WORK TO DO: Within the records that follow, find every line containing the string "this". Copy those lines.

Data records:
* START *
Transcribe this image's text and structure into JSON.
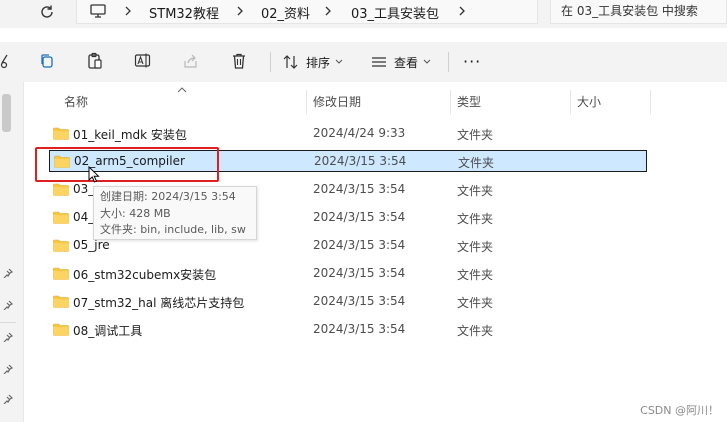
{
  "address_bar": {
    "breadcrumbs": [
      "STM32教程",
      "02_资料",
      "03_工具安装包"
    ],
    "search_placeholder": "在 03_工具安装包 中搜索"
  },
  "toolbar": {
    "sort_label": "排序",
    "view_label": "查看",
    "more_label": "···"
  },
  "columns": {
    "name": "名称",
    "modified": "修改日期",
    "type": "类型",
    "size": "大小"
  },
  "files": [
    {
      "name": "01_keil_mdk 安装包",
      "modified": "2024/4/24 9:33",
      "type": "文件夹"
    },
    {
      "name": "02_arm5_compiler",
      "modified": "2024/3/15 3:54",
      "type": "文件夹",
      "selected": true
    },
    {
      "name": "03_",
      "modified": "2024/3/15 3:54",
      "type": "文件夹"
    },
    {
      "name": "04_",
      "modified": "2024/3/15 3:54",
      "type": "文件夹"
    },
    {
      "name": "05_jre",
      "modified": "2024/3/15 3:54",
      "type": "文件夹"
    },
    {
      "name": "06_stm32cubemx安装包",
      "modified": "2024/3/15 3:54",
      "type": "文件夹"
    },
    {
      "name": "07_stm32_hal 离线芯片支持包",
      "modified": "2024/3/15 3:54",
      "type": "文件夹"
    },
    {
      "name": "08_调试工具",
      "modified": "2024/3/15 3:54",
      "type": "文件夹"
    }
  ],
  "tooltip": {
    "created": "创建日期: 2024/3/15 3:54",
    "size": "大小: 428 MB",
    "contents": "文件夹: bin, include, lib, sw"
  },
  "watermark": "CSDN @阿川！",
  "colors": {
    "selection_bg": "#cde8ff",
    "annotation_red": "#e02020",
    "folder_yellow": "#f8c843"
  }
}
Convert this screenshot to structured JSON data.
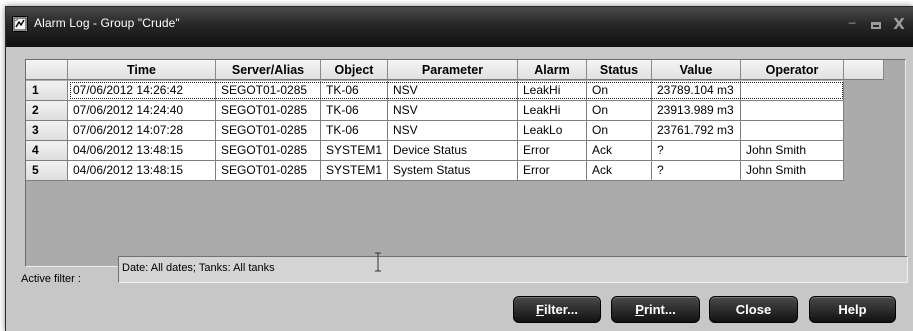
{
  "window": {
    "title": "Alarm Log - Group \"Crude\"",
    "icon": "alarm-log-app-icon"
  },
  "grid": {
    "columns": [
      {
        "key": "rownum",
        "label": ""
      },
      {
        "key": "time",
        "label": "Time"
      },
      {
        "key": "server",
        "label": "Server/Alias"
      },
      {
        "key": "object",
        "label": "Object"
      },
      {
        "key": "parameter",
        "label": "Parameter"
      },
      {
        "key": "alarm",
        "label": "Alarm"
      },
      {
        "key": "status",
        "label": "Status"
      },
      {
        "key": "value",
        "label": "Value"
      },
      {
        "key": "operator",
        "label": "Operator"
      }
    ],
    "rows": [
      {
        "rownum": "1",
        "time": "07/06/2012 14:26:42",
        "server": "SEGOT01-0285",
        "object": "TK-06",
        "parameter": "NSV",
        "alarm": "LeakHi",
        "status": "On",
        "value": "23789.104 m3",
        "operator": ""
      },
      {
        "rownum": "2",
        "time": "07/06/2012 14:24:40",
        "server": "SEGOT01-0285",
        "object": "TK-06",
        "parameter": "NSV",
        "alarm": "LeakHi",
        "status": "On",
        "value": "23913.989 m3",
        "operator": ""
      },
      {
        "rownum": "3",
        "time": "07/06/2012 14:07:28",
        "server": "SEGOT01-0285",
        "object": "TK-06",
        "parameter": "NSV",
        "alarm": "LeakLo",
        "status": "On",
        "value": "23761.792 m3",
        "operator": ""
      },
      {
        "rownum": "4",
        "time": "04/06/2012 13:48:15",
        "server": "SEGOT01-0285",
        "object": "SYSTEM1",
        "parameter": "Device Status",
        "alarm": "Error",
        "status": "Ack",
        "value": "?",
        "operator": "John Smith"
      },
      {
        "rownum": "5",
        "time": "04/06/2012 13:48:15",
        "server": "SEGOT01-0285",
        "object": "SYSTEM1",
        "parameter": "System Status",
        "alarm": "Error",
        "status": "Ack",
        "value": "?",
        "operator": "John Smith"
      }
    ]
  },
  "filter": {
    "label": "Active filter :",
    "value": "Date: All dates; Tanks: All tanks"
  },
  "buttons": {
    "filter_mnemonic": "F",
    "filter_rest": "ilter...",
    "print_mnemonic": "P",
    "print_rest": "rint...",
    "close": "Close",
    "help": "Help"
  },
  "colors": {
    "titlebar": "#1a1a1a",
    "window_bg": "#c7c7c7",
    "grid_bg": "#ababab",
    "button": "#222222"
  }
}
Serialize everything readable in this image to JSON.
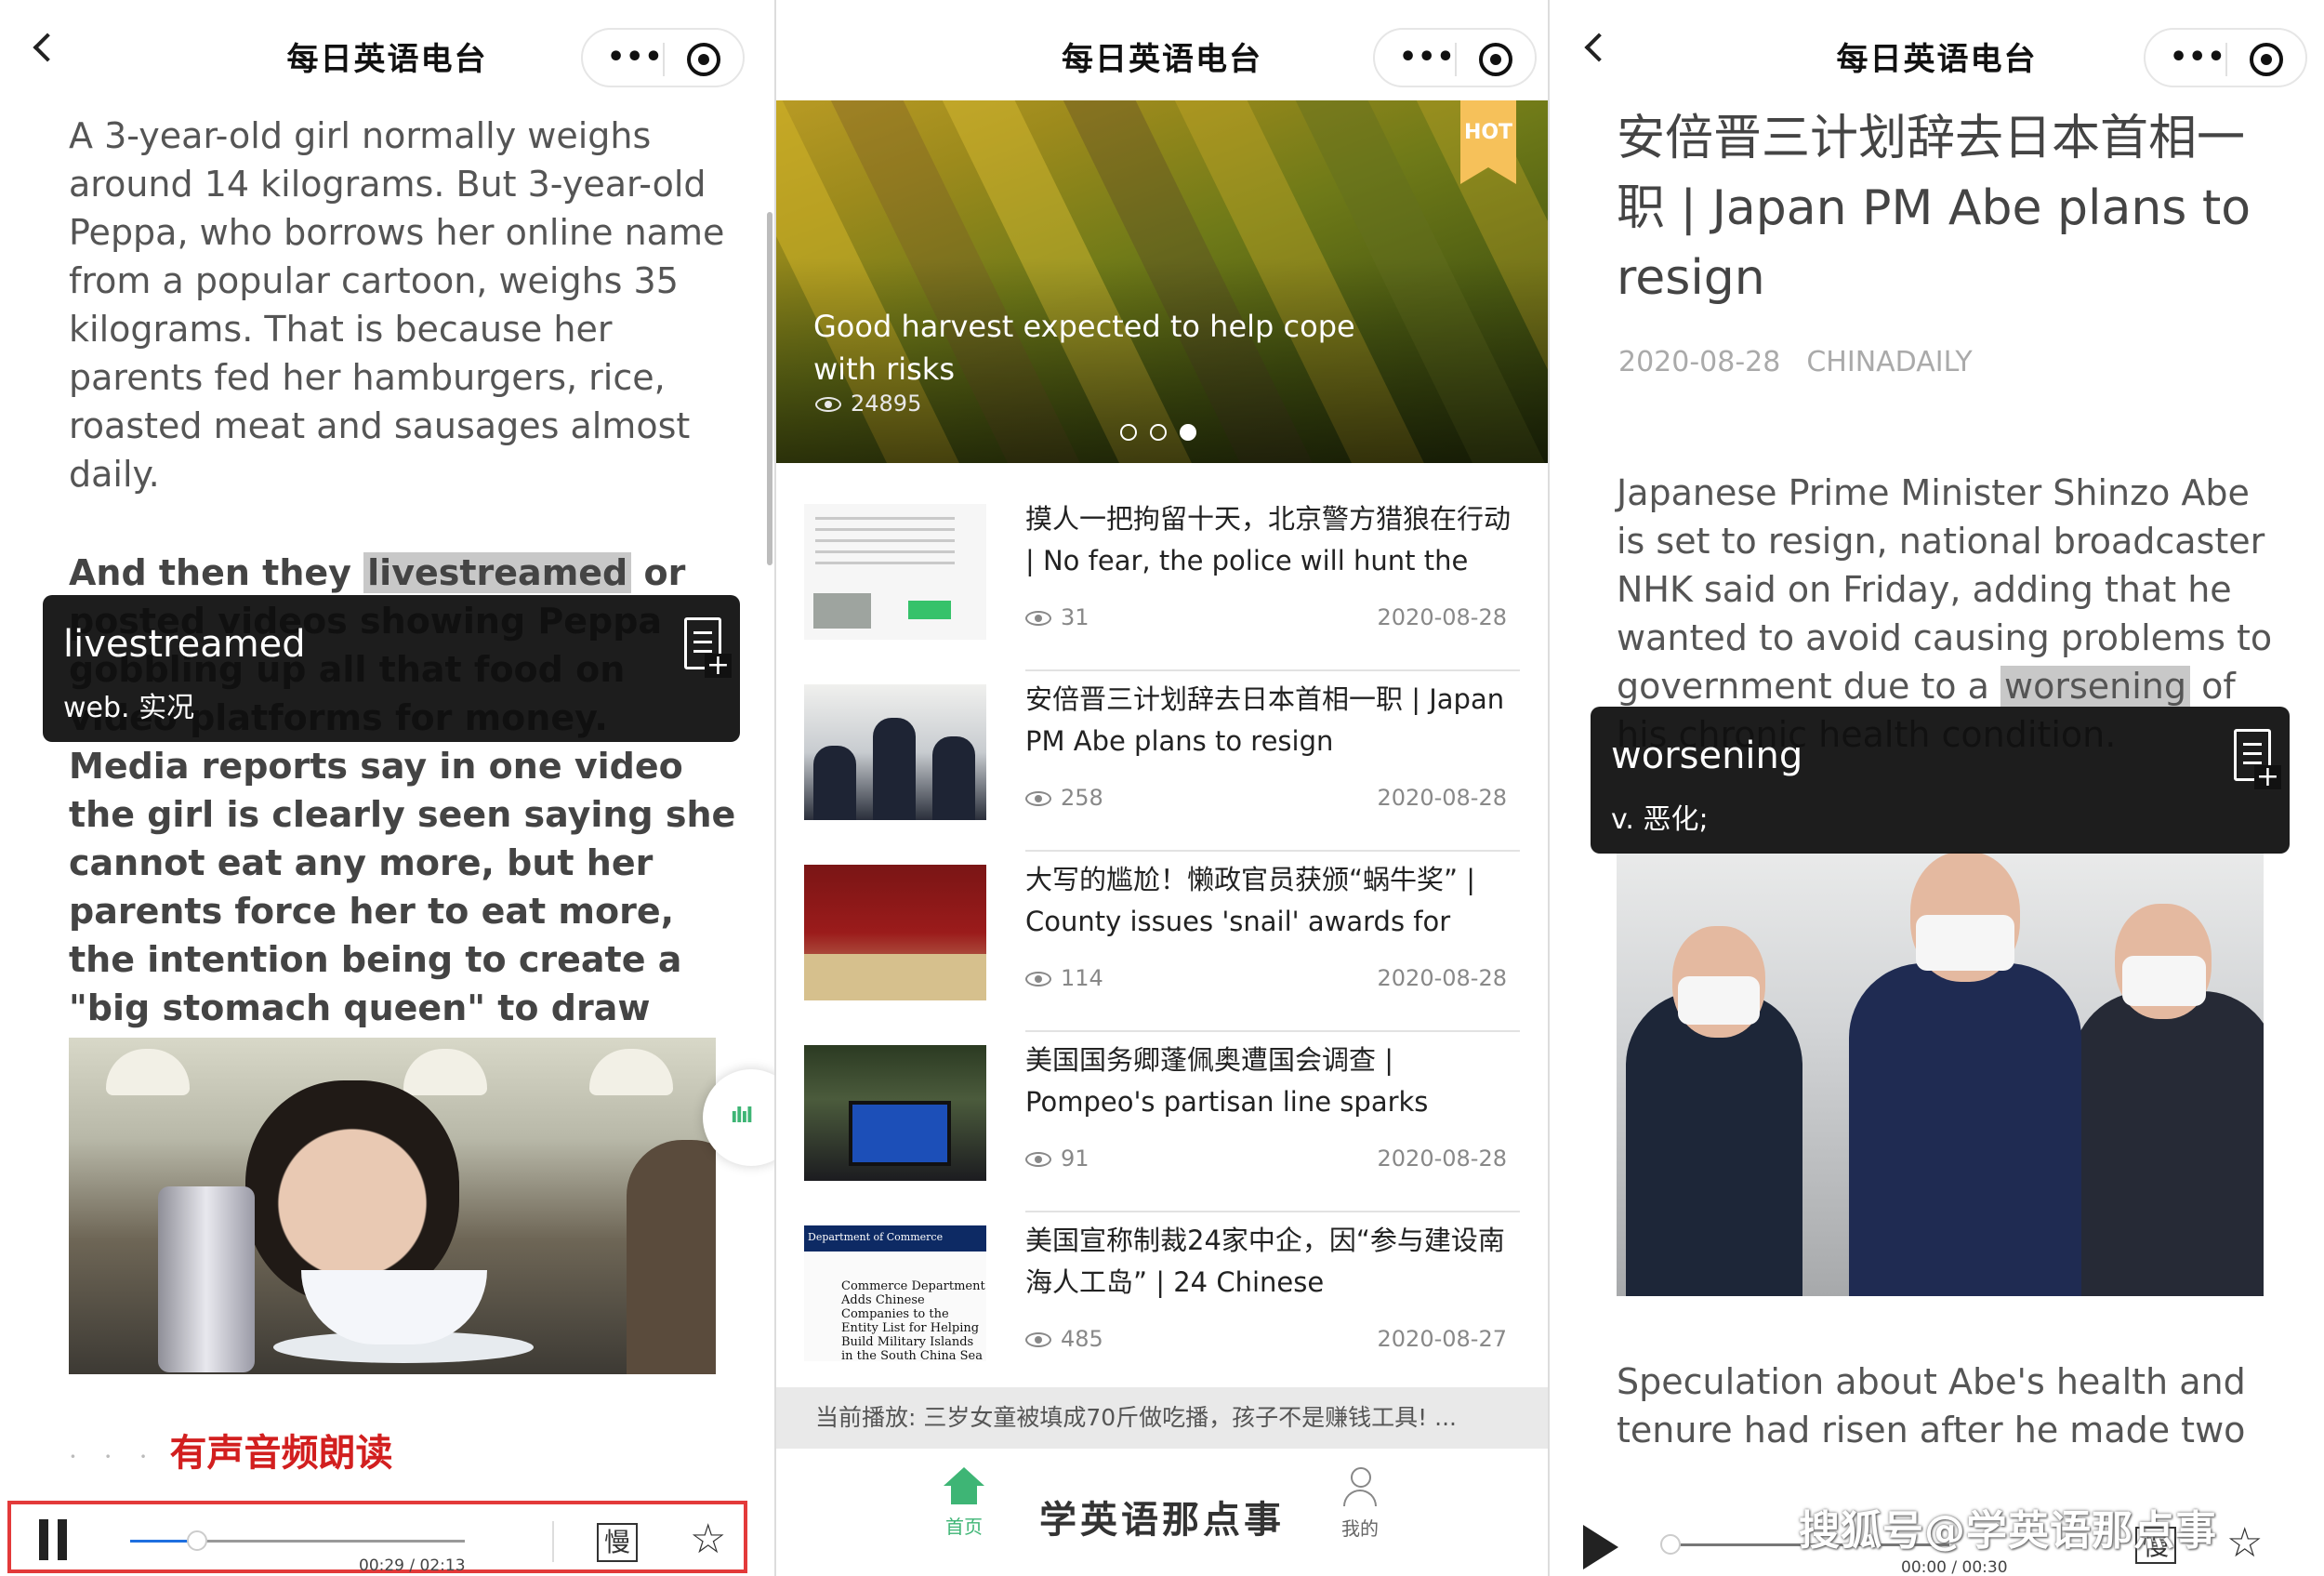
{
  "nav": {
    "title": "每日英语电台",
    "more": "•••"
  },
  "panel1": {
    "paragraph1": "A 3-year-old girl normally weighs around 14 kilograms. But 3-year-old Peppa, who borrows her online name from a popular cartoon, weighs 35 kilograms. That is because her parents fed her hamburgers, rice, roasted meat and sausages almost daily.",
    "paragraph2_before": "And then they ",
    "paragraph2_highlight": "livestreamed",
    "paragraph2_after": " or posted videos showing Peppa gobbling up all that food on video platforms for money. Media reports say in one video the girl is clearly seen saying she cannot eat any more, but her parents force her to eat more, the intention being to create a \"big stomach queen\" to draw eyeballs and bonuses from audiences.",
    "popup": {
      "word": "livestreamed",
      "definition": "web. 实况"
    },
    "audio_label": "有声音频朗读",
    "audio_dots": "· · ·",
    "player": {
      "elapsed": "00:29 / 02:13",
      "progress": 0.2,
      "slow_label": "慢"
    }
  },
  "panel2": {
    "banner": {
      "badge": "HOT",
      "title": "Good harvest expected to help cope with risks",
      "views": "24895",
      "active_dot": 2
    },
    "news": [
      {
        "title": "摸人一把拘留十天，北京警方猎狼在行动 | No fear, the police will hunt the",
        "views": "31",
        "date": "2020-08-28"
      },
      {
        "title": "安倍晋三计划辞去日本首相一职 | Japan PM Abe plans to resign",
        "views": "258",
        "date": "2020-08-28"
      },
      {
        "title": "大写的尴尬！懒政官员获颁“蜗牛奖” | County issues 'snail' awards for",
        "views": "114",
        "date": "2020-08-28"
      },
      {
        "title": "美国国务卿蓬佩奥遭国会调查 | Pompeo's partisan line sparks",
        "views": "91",
        "date": "2020-08-28"
      },
      {
        "title": "美国宣称制裁24家中企，因“参与建设南海人工岛” | 24 Chinese",
        "views": "485",
        "date": "2020-08-27"
      }
    ],
    "thumb5": {
      "header": "Department of Commerce",
      "text": "Commerce Department Adds Chinese Companies to the Entity List for Helping Build Military Islands in the South China Sea"
    },
    "now_playing": "当前播放: 三岁女童被填成70斤做吃播，孩子不是赚钱工具! ...",
    "tabs": {
      "home": "首页",
      "brand": "学英语那点事",
      "me": "我的"
    }
  },
  "panel3": {
    "title": "安倍晋三计划辞去日本首相一职 | Japan PM Abe plans to resign",
    "date": "2020-08-28",
    "source": "CHINADAILY",
    "body_before": "Japanese Prime Minister Shinzo Abe is set to resign, national broadcaster NHK said on Friday, adding that he wanted to avoid causing problems to government due to a ",
    "body_highlight": "worsening",
    "body_after": " of his chronic health condition.",
    "popup": {
      "word": "worsening",
      "definition": "v. 恶化;"
    },
    "body2": "Speculation about Abe's health and tenure had risen after he made two",
    "player": {
      "elapsed": "00:00 / 00:30",
      "progress": 0.0,
      "slow_label": "慢"
    }
  },
  "watermark": "搜狐号@学英语那点事",
  "colors": {
    "accent_green": "#3eb575",
    "highlight_red": "#d21f1f",
    "player_border": "#e33a3a",
    "hot_badge": "#f6c15a"
  }
}
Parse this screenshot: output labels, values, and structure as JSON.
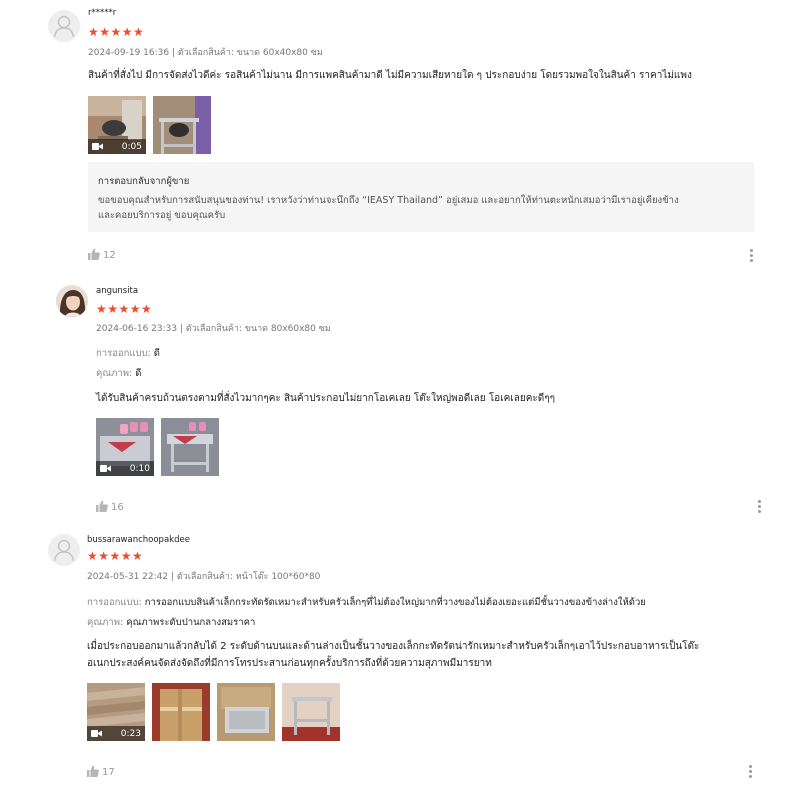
{
  "reviews": [
    {
      "username": "r*****r",
      "stars": "★★★★★",
      "meta": "2024-09-19 16:36 | ตัวเลือกสินค้า: ขนาด 60x40x80 ซม",
      "text": "สินค้าที่สั่งไป มีการจัดส่งไวดีค่ะ รอสินค้าไม่นาน มีการแพคสินค้ามาดี ไม่มีความเสียหายใด ๆ ประกอบง่าย โดยรวมพอใจในสินค้า ราคาไม่แพง",
      "video_duration": "0:05",
      "seller_reply": {
        "title": "การตอบกลับจากผู้ขาย",
        "line1": "ขอขอบคุณสำหรับการสนับสนุนของท่าน! เราหวังว่าท่านจะนึกถึง “IEASY Thailand” อยู่เสมอ และอยากให้ท่านตะหนักเสมอว่ามีเราอยู่เคียงข้าง",
        "line2": "และคอยบริการอยู่ ขอบคุณครับ"
      },
      "likes": "12"
    },
    {
      "username": "angunsita",
      "stars": "★★★★★",
      "meta": "2024-06-16 23:33 | ตัวเลือกสินค้า: ขนาด 80x60x80 ซม",
      "attributes": [
        {
          "label": "การออกแบบ:",
          "value": "ดี"
        },
        {
          "label": "คุณภาพ:",
          "value": "ดี"
        }
      ],
      "text": "ได้รับสินค้าครบถ้วนตรงตามที่สั่งไวมากๆคะ สินค้าประกอบไม่ยากโอเคเลย โต๊ะใหญ่พอดีเลย โอเคเลยคะดีๆๆ",
      "video_duration": "0:10",
      "likes": "16"
    },
    {
      "username": "bussarawanchoopakdee",
      "stars": "★★★★★",
      "meta": "2024-05-31 22:42 | ตัวเลือกสินค้า: หน้าโต๊ะ 100*60*80",
      "attributes": [
        {
          "label": "การออกแบบ:",
          "value": "การออกแบบสินค้าเล็กกระทัดรัดเหมาะสำหรับครัวเล็กๆที่ไม่ต้องใหญ่มากที่วางของไม่ต้องเยอะแต่มีชั้นวางของข้างล่างให้ด้วย"
        },
        {
          "label": "คุณภาพ:",
          "value": "คุณภาพระดับปานกลางสมราคา"
        }
      ],
      "text_line1": "เมื่อประกอบออกมาแล้วกลับได้ 2 ระดับด้านบนและด้านล่างเป็นชั้นวางของเล็กกะทัดรัดน่ารักเหมาะสำหรับครัวเล็กๆเอาไว้ประกอบอาหารเป็นโต๊ะ",
      "text_line2": "อเนกประสงค์คนจัดส่งจัดถึงที่มีการโทรประสานก่อนทุกครั้งบริการถึงที่ด้วยความสุภาพมีมารยาท",
      "video_duration": "0:23",
      "likes": "17"
    }
  ],
  "colors": {
    "star": "#ee4d2d",
    "reply_bg": "#f5f5f5",
    "muted": "#888888"
  },
  "icons": {
    "avatar_placeholder": "user-silhouette-icon",
    "like": "thumbs-up-icon",
    "video": "video-camera-icon",
    "more": "more-vertical-icon"
  }
}
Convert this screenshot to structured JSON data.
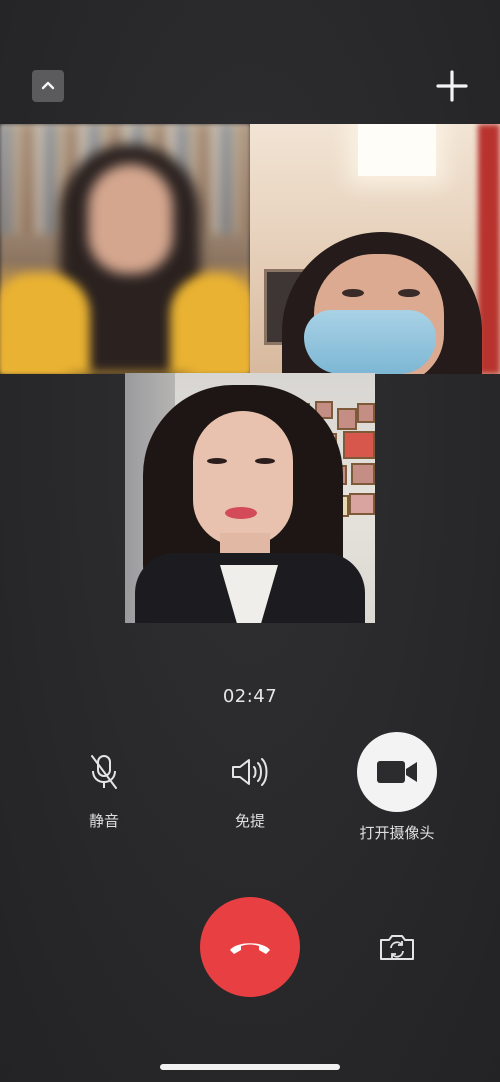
{
  "call": {
    "timer": "02:47"
  },
  "controls": {
    "mute_label": "静音",
    "speaker_label": "免提",
    "camera_label": "打开摄像头"
  },
  "icons": {
    "minimize": "chevron-up-icon",
    "add": "plus-icon",
    "mute": "microphone-off-icon",
    "speaker": "speaker-icon",
    "camera": "video-camera-icon",
    "hangup": "phone-hangup-icon",
    "flip": "camera-flip-icon"
  },
  "colors": {
    "background": "#2a2a2c",
    "hangup": "#e84042",
    "camera_button": "#f3f3f3"
  }
}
* END *
THE OUTPUT:
Transcribe this image's text and structure into JSON.
Convert this screenshot to structured JSON data.
Serialize everything readable in this image to JSON.
Parse this screenshot: output labels, values, and structure as JSON.
Convert this screenshot to structured JSON data.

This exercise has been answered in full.